(Entries taken from a collection)

>>>

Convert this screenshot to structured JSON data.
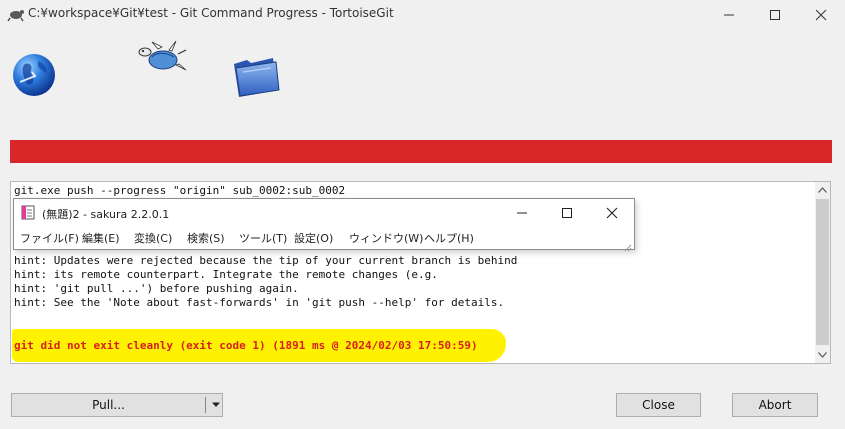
{
  "window": {
    "title": "C:¥workspace¥Git¥test - Git Command Progress - TortoiseGit",
    "app_icon": "tortoisegit-turtle-icon",
    "controls": [
      "minimize-icon",
      "maximize-icon",
      "close-icon"
    ]
  },
  "animation": {
    "icons": [
      "globe-icon",
      "flying-turtle-icon",
      "folder-icon"
    ]
  },
  "progress": {
    "fraction": 1.0,
    "color": "#d92628",
    "status": "error"
  },
  "log": {
    "command": "git.exe push --progress \"origin\" sub_0002:sub_0002",
    "lines": [
      "hint: Updates were rejected because the tip of your current branch is behind",
      "hint: its remote counterpart. Integrate the remote changes (e.g.",
      "hint: 'git pull ...') before pushing again.",
      "hint: See the 'Note about fast-forwards' in 'git push --help' for details."
    ],
    "error": "git did not exit cleanly (exit code 1) (1891 ms @ 2024/02/03 17:50:59)",
    "error_color": "#d81e1e",
    "highlight_color": "#fff200"
  },
  "popup": {
    "title": "(無題)2 - sakura 2.2.0.1",
    "menu": [
      "ファイル(F)",
      "編集(E)",
      "変換(C)",
      "検索(S)",
      "ツール(T)",
      "設定(O)",
      "ウィンドウ(W)",
      "ヘルプ(H)"
    ]
  },
  "buttons": {
    "pull": "Pull...",
    "close": "Close",
    "abort": "Abort"
  }
}
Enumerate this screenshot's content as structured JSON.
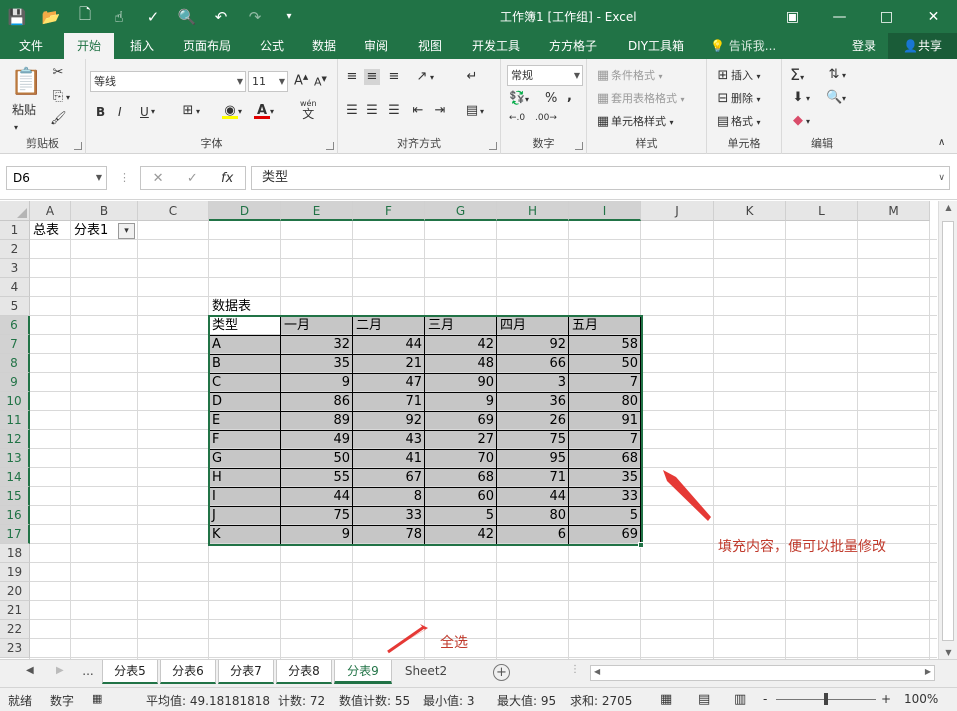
{
  "window": {
    "title": "工作簿1  [工作组] - Excel"
  },
  "ribbon_tabs": [
    "文件",
    "开始",
    "插入",
    "页面布局",
    "公式",
    "数据",
    "审阅",
    "视图",
    "开发工具",
    "方方格子",
    "DIY工具箱"
  ],
  "tellme": "告诉我...",
  "login": "登录",
  "share": "共享",
  "clipboard": {
    "paste": "粘贴",
    "label": "剪贴板"
  },
  "font": {
    "name": "等线",
    "size": "11",
    "bold": "B",
    "italic": "I",
    "underline": "U",
    "grow": "A",
    "shrink": "A",
    "label": "字体",
    "wen": "wén",
    "wen_char": "文"
  },
  "alignment": {
    "label": "对齐方式"
  },
  "number": {
    "format": "常规",
    "percent": "%",
    "comma": ",",
    "label": "数字"
  },
  "styles": {
    "cond": "条件格式",
    "table": "套用表格格式",
    "cell": "单元格样式",
    "label": "样式"
  },
  "cells": {
    "insert": "插入",
    "delete": "删除",
    "format": "格式",
    "label": "单元格"
  },
  "editing": {
    "label": "编辑"
  },
  "formula_bar": {
    "name_box": "D6",
    "content": "类型",
    "fx": "fx"
  },
  "columns": [
    "A",
    "B",
    "C",
    "D",
    "E",
    "F",
    "G",
    "H",
    "I",
    "J",
    "K",
    "L",
    "M"
  ],
  "rows": [
    "1",
    "2",
    "3",
    "4",
    "5",
    "6",
    "7",
    "8",
    "9",
    "10",
    "11",
    "12",
    "13",
    "14",
    "15",
    "16",
    "17",
    "18",
    "19",
    "20",
    "21",
    "22",
    "23"
  ],
  "cells_a1": {
    "a1": "总表",
    "b1": "分表1",
    "d5": "数据表"
  },
  "table": {
    "headers": [
      "类型",
      "一月",
      "二月",
      "三月",
      "四月",
      "五月"
    ],
    "rows": [
      [
        "A",
        "32",
        "44",
        "42",
        "92",
        "58"
      ],
      [
        "B",
        "35",
        "21",
        "48",
        "66",
        "50"
      ],
      [
        "C",
        "9",
        "47",
        "90",
        "3",
        "7"
      ],
      [
        "D",
        "86",
        "71",
        "9",
        "36",
        "80"
      ],
      [
        "E",
        "89",
        "92",
        "69",
        "26",
        "91"
      ],
      [
        "F",
        "49",
        "43",
        "27",
        "75",
        "7"
      ],
      [
        "G",
        "50",
        "41",
        "70",
        "95",
        "68"
      ],
      [
        "H",
        "55",
        "67",
        "68",
        "71",
        "35"
      ],
      [
        "I",
        "44",
        "8",
        "60",
        "44",
        "33"
      ],
      [
        "J",
        "75",
        "33",
        "5",
        "80",
        "5"
      ],
      [
        "K",
        "9",
        "78",
        "42",
        "6",
        "69"
      ]
    ]
  },
  "annotations": {
    "fill": "填充内容，便可以批量修改",
    "select_all": "全选"
  },
  "sheets": {
    "ellipsis": "...",
    "tabs": [
      "分表5",
      "分表6",
      "分表7",
      "分表8",
      "分表9",
      "Sheet2"
    ]
  },
  "status": {
    "ready": "就绪",
    "numlock": "数字",
    "average": "平均值: 49.18181818",
    "count": "计数: 72",
    "numcount": "数值计数: 55",
    "min": "最小值: 3",
    "max": "最大值: 95",
    "sum": "求和: 2705",
    "zoom": "100%",
    "minus": "-",
    "plus": "+"
  },
  "colors": {
    "accent": "#217346",
    "annotation": "#c0392b"
  }
}
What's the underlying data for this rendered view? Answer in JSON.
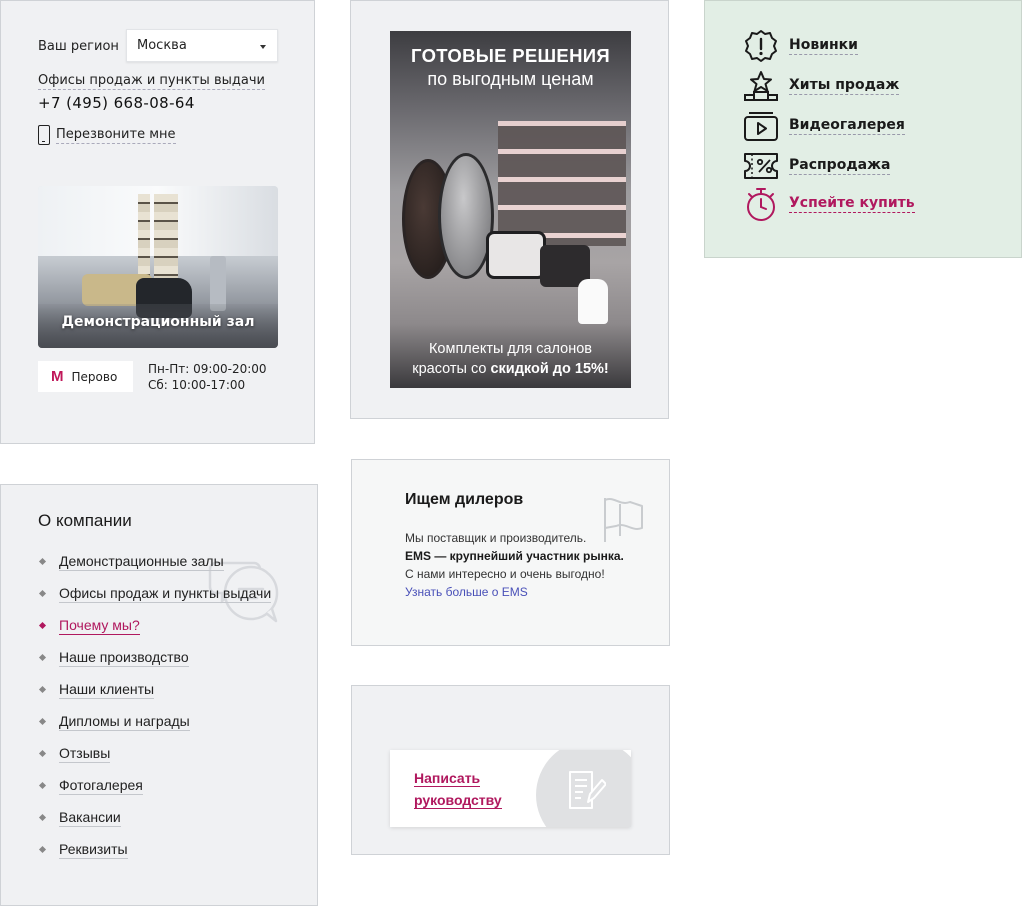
{
  "region": {
    "label": "Ваш регион",
    "selected": "Москва",
    "offices_link": "Офисы продаж и пункты выдачи",
    "phone": "+7 (495) 668-08-64",
    "callback_label": "Перезвоните мне",
    "demo_caption": "Демонстрационный зал",
    "metro": "Перово",
    "metro_logo": "M",
    "hours_weekdays": "Пн-Пт: 09:00-20:00",
    "hours_saturday": "Сб: 10:00-17:00"
  },
  "banner": {
    "title": "ГОТОВЫЕ РЕШЕНИЯ",
    "subtitle": "по выгодным ценам",
    "bottom_line1": "Комплекты для салонов",
    "bottom_line2_plain": "красоты со",
    "bottom_line2_bold": "скидкой до 15%!"
  },
  "quick": {
    "items": [
      {
        "label": "Новинки",
        "icon": "exclamation-badge-icon"
      },
      {
        "label": "Хиты продаж",
        "icon": "star-podium-icon"
      },
      {
        "label": "Видеогалерея",
        "icon": "video-play-icon"
      },
      {
        "label": "Распродажа",
        "icon": "percent-ticket-icon"
      },
      {
        "label": "Успейте купить",
        "icon": "stopwatch-icon"
      }
    ],
    "accent_color": "#b0185e"
  },
  "about": {
    "title": "О компании",
    "items": [
      {
        "label": "Демонстрационные залы"
      },
      {
        "label": "Офисы продаж и пункты выдачи"
      },
      {
        "label": "Почему мы?",
        "active": true
      },
      {
        "label": "Наше производство"
      },
      {
        "label": "Наши клиенты"
      },
      {
        "label": "Дипломы и награды"
      },
      {
        "label": "Отзывы"
      },
      {
        "label": "Фотогалерея"
      },
      {
        "label": "Вакансии"
      },
      {
        "label": "Реквизиты"
      }
    ]
  },
  "dealers": {
    "title": "Ищем дилеров",
    "line1": "Мы поставщик и производитель.",
    "line2_bold": "EMS — крупнейший участник рынка.",
    "line3": "С нами интересно и очень выгодно!",
    "link": "Узнать больше о EMS"
  },
  "write": {
    "line1": "Написать",
    "line2": "руководству"
  }
}
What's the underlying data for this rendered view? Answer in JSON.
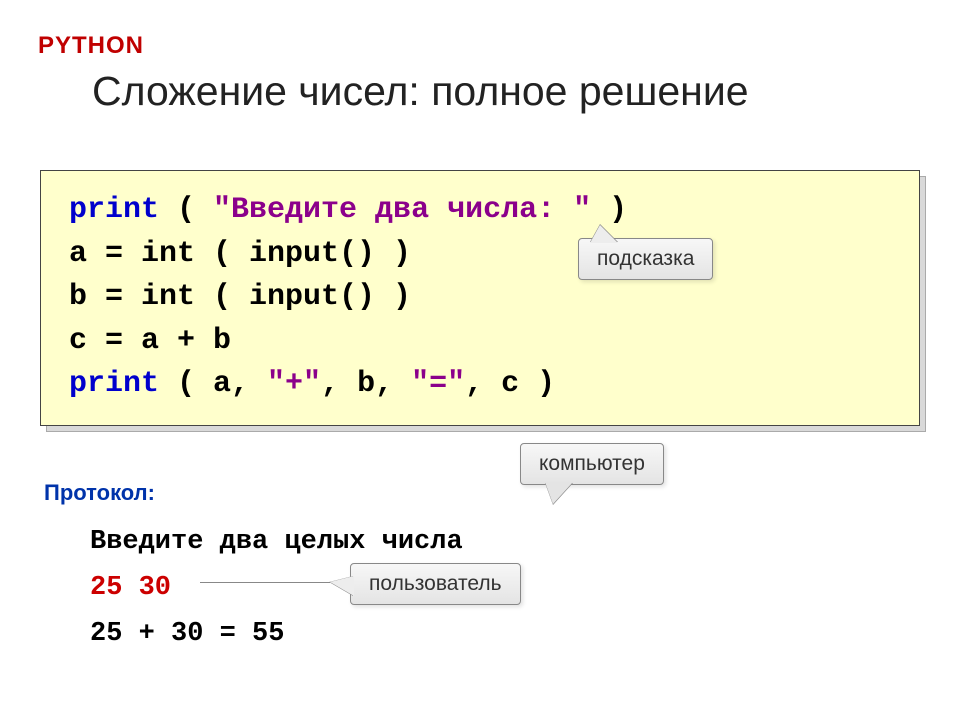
{
  "header": {
    "language": "PYTHON",
    "title": "Сложение чисел: полное решение"
  },
  "code": {
    "l1_print": "print",
    "l1_open": " ( ",
    "l1_str": "\"Введите два числа: \"",
    "l1_close": " )",
    "l2": "a = int ( input() )",
    "l3": "b = int ( input() )",
    "l4": "c = a + b",
    "l5_print": "print",
    "l5_mid1": " ( a, ",
    "l5_s1": "\"+\"",
    "l5_mid2": ", b, ",
    "l5_s2": "\"=\"",
    "l5_end": ", c )"
  },
  "callouts": {
    "hint": "подсказка",
    "computer": "компьютер",
    "user": "пользователь"
  },
  "protocol": {
    "label": "Протокол:",
    "line1": "Введите два целых числа",
    "line2": "25 30",
    "line3": "25 + 30 = 55"
  }
}
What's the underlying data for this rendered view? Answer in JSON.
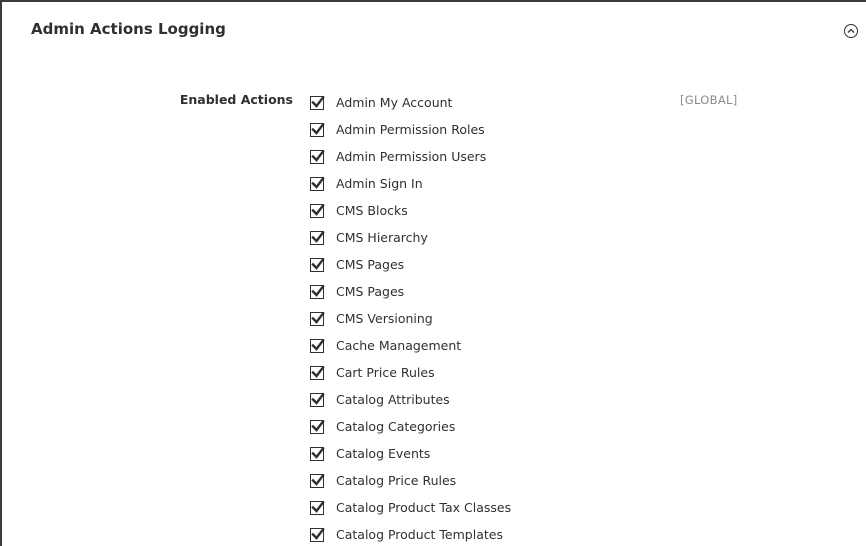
{
  "section": {
    "title": "Admin Actions Logging",
    "toggle_icon": "collapse-circle-chevron-up-icon"
  },
  "field": {
    "label": "Enabled Actions",
    "scope": "[GLOBAL]"
  },
  "actions": [
    {
      "label": "Admin My Account",
      "checked": true
    },
    {
      "label": "Admin Permission Roles",
      "checked": true
    },
    {
      "label": "Admin Permission Users",
      "checked": true
    },
    {
      "label": "Admin Sign In",
      "checked": true
    },
    {
      "label": "CMS Blocks",
      "checked": true
    },
    {
      "label": "CMS Hierarchy",
      "checked": true
    },
    {
      "label": "CMS Pages",
      "checked": true
    },
    {
      "label": "CMS Pages",
      "checked": true
    },
    {
      "label": "CMS Versioning",
      "checked": true
    },
    {
      "label": "Cache Management",
      "checked": true
    },
    {
      "label": "Cart Price Rules",
      "checked": true
    },
    {
      "label": "Catalog Attributes",
      "checked": true
    },
    {
      "label": "Catalog Categories",
      "checked": true
    },
    {
      "label": "Catalog Events",
      "checked": true
    },
    {
      "label": "Catalog Price Rules",
      "checked": true
    },
    {
      "label": "Catalog Product Tax Classes",
      "checked": true
    },
    {
      "label": "Catalog Product Templates",
      "checked": true
    }
  ],
  "colors": {
    "text": "#303030",
    "scope_text": "#8a8a8a",
    "frame_border": "#3a3a3a"
  }
}
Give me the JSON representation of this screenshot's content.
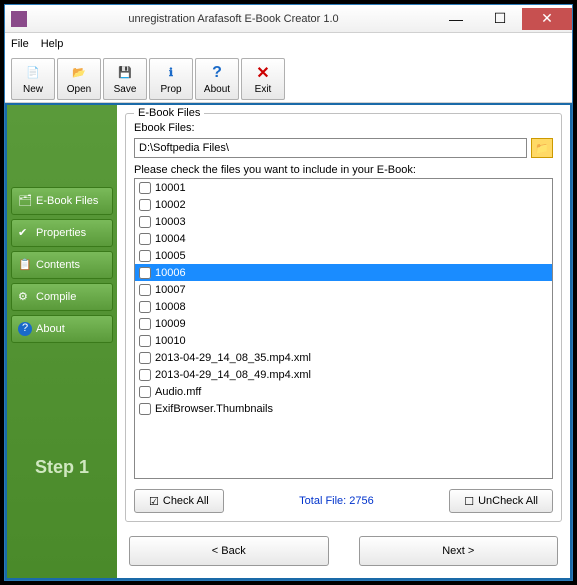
{
  "window": {
    "title": "unregistration Arafasoft E-Book Creator 1.0"
  },
  "menu": {
    "file": "File",
    "help": "Help"
  },
  "toolbar": {
    "new": "New",
    "open": "Open",
    "save": "Save",
    "prop": "Prop",
    "about": "About",
    "exit": "Exit"
  },
  "sidebar": {
    "ebook_files": "E-Book Files",
    "properties": "Properties",
    "contents": "Contents",
    "compile": "Compile",
    "about": "About",
    "step": "Step 1"
  },
  "group": {
    "legend": "E-Book Files",
    "path_label": "Ebook  Files:",
    "path_value": "D:\\Softpedia Files\\",
    "instruction": "Please check the files you want to include in your E-Book:",
    "files": [
      "10001",
      "10002",
      "10003",
      "10004",
      "10005",
      "10006",
      "10007",
      "10008",
      "10009",
      "10010",
      "2013-04-29_14_08_35.mp4.xml",
      "2013-04-29_14_08_49.mp4.xml",
      "Audio.mff",
      "ExifBrowser.Thumbnails"
    ],
    "selected_index": 5,
    "check_all": "Check All",
    "uncheck_all": "UnCheck All",
    "total_file": "Total File: 2756"
  },
  "nav": {
    "back": "< Back",
    "next": "Next >"
  }
}
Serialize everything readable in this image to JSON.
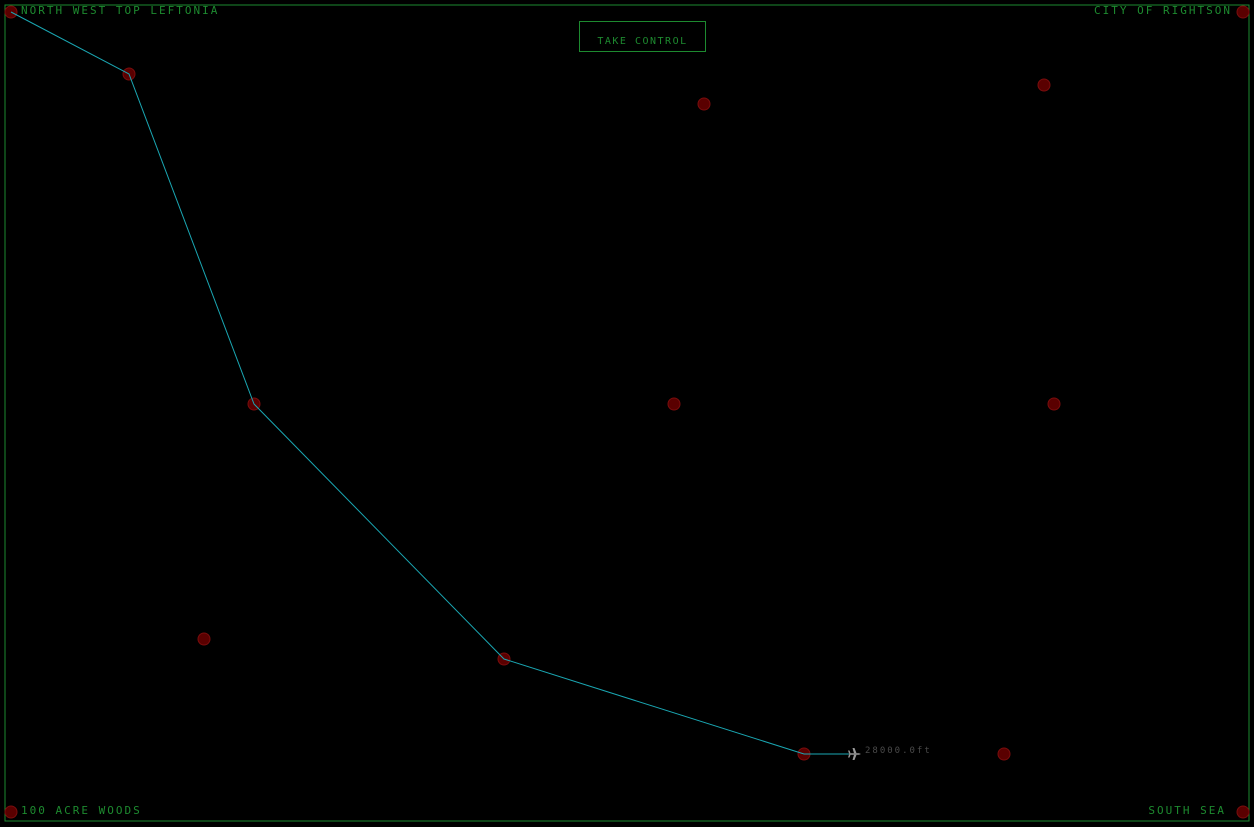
{
  "map": {
    "labels": {
      "north_west": "NORTH WEST TOP LEFTONIA",
      "north_east": "CITY OF RIGHTSON",
      "south_west": "100 ACRE WOODS",
      "south_east": "SOUTH SEA"
    },
    "colors": {
      "background": "#000000",
      "border": "#1d8a2f",
      "label": "#1d8a2f",
      "route": "#1aa7b3",
      "waypoint": "#5a0000",
      "aircraft": "#9a9a9a",
      "altitude_text": "#4a4a4a"
    }
  },
  "controls": {
    "take_control_label": "TAKE CONTROL"
  },
  "aircraft": {
    "icon": "airplane-icon",
    "altitude": "28000.0ft"
  }
}
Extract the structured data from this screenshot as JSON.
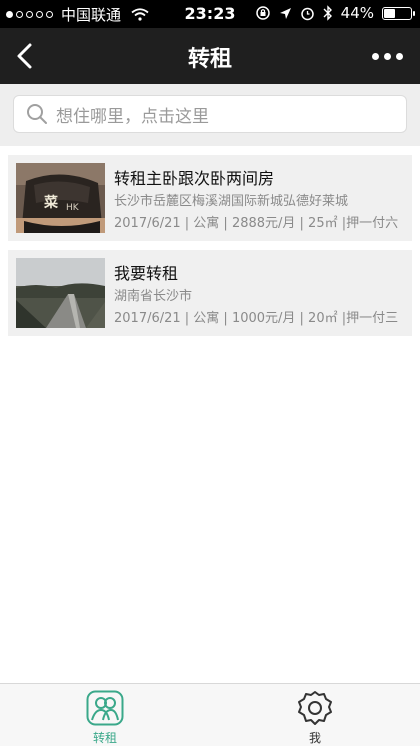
{
  "status_bar": {
    "carrier": "中国联通",
    "time": "23:23",
    "battery": "44%",
    "battery_level": 0.44
  },
  "nav": {
    "title": "转租"
  },
  "search": {
    "placeholder": "想住哪里，点击这里"
  },
  "listings": [
    {
      "title": "转租主卧跟次卧两间房",
      "address": "长沙市岳麓区梅溪湖国际新城弘德好莱城",
      "meta": "2017/6/21 | 公寓 | 2888元/月 | 25㎡ |押一付六"
    },
    {
      "title": "我要转租",
      "address": "湖南省长沙市",
      "meta": "2017/6/21 | 公寓 | 1000元/月 | 20㎡ |押一付三"
    }
  ],
  "tabs": [
    {
      "label": "转租",
      "icon": "people-icon",
      "active": true
    },
    {
      "label": "我",
      "icon": "gear-icon",
      "active": false
    }
  ],
  "colors": {
    "nav_bg": "#1f1f1f",
    "accent": "#3aa88a",
    "list_bg": "#f0f0f0"
  }
}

<<<

● Task objective: Where a line of the records above holds the word "Permission", copy that line.

● Task answer:
      "label": "Admin Permission Roles",
      "label": "Admin Permission Users",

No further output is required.